Listing |
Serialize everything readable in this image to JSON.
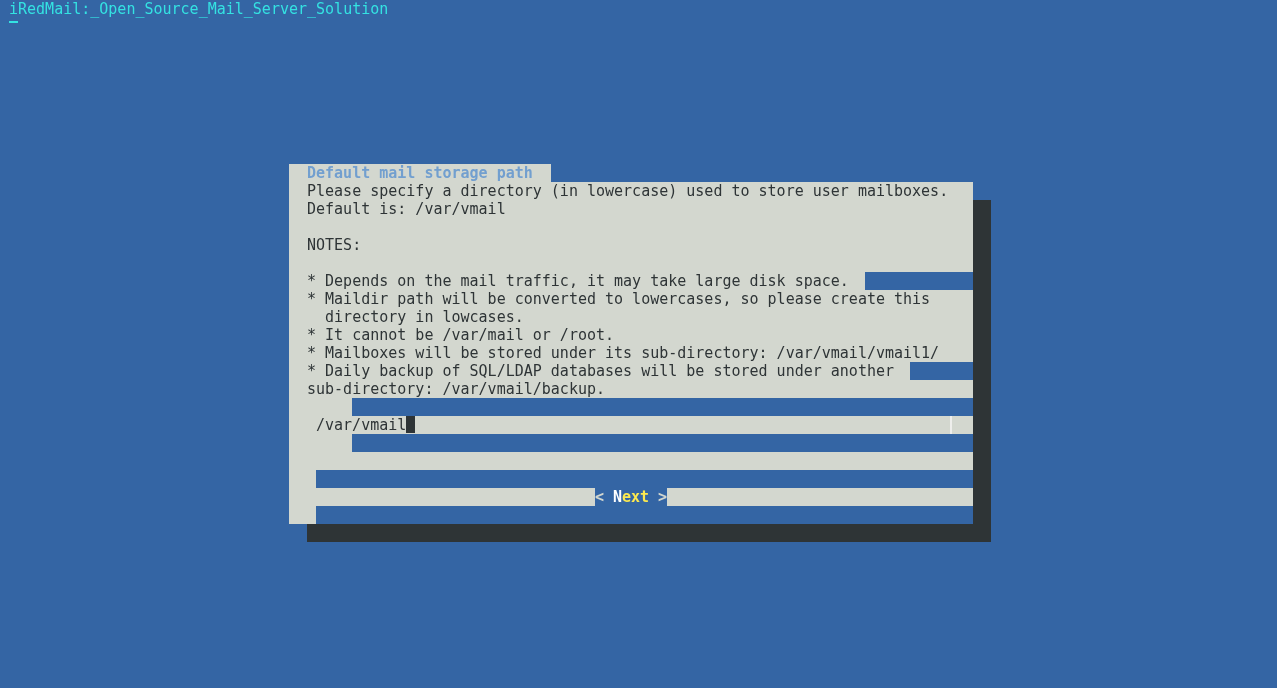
{
  "terminal": {
    "title": "iRedMail:_Open_Source_Mail_Server_Solution"
  },
  "dialog": {
    "title": "Default mail storage path",
    "message": [
      "Please specify a directory (in lowercase) used to store user mailboxes.",
      "Default is: /var/vmail"
    ],
    "notes_heading": "NOTES:",
    "notes": [
      "* Depends on the mail traffic, it may take large disk space.",
      "* Maildir path will be converted to lowercases, so please create this",
      "  directory in lowcases.",
      "* It cannot be /var/mail or /root.",
      "* Mailboxes will be stored under its sub-directory: /var/vmail/vmail1/",
      "* Daily backup of SQL/LDAP databases will be stored under another",
      "sub-directory: /var/vmail/backup."
    ],
    "input": {
      "value": "/var/vmail"
    },
    "button": {
      "label": "< Next >",
      "selected": true
    }
  }
}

Request | Identify each line in the entries with the word "will" and copy it.

Solution for this exercise |
      "* Maildir path will be converted to lowercases, so please create this",
      "* Mailboxes will be stored under its sub-directory: /var/vmail/vmail1/",
      "* Daily backup of SQL/LDAP databases will be stored under another",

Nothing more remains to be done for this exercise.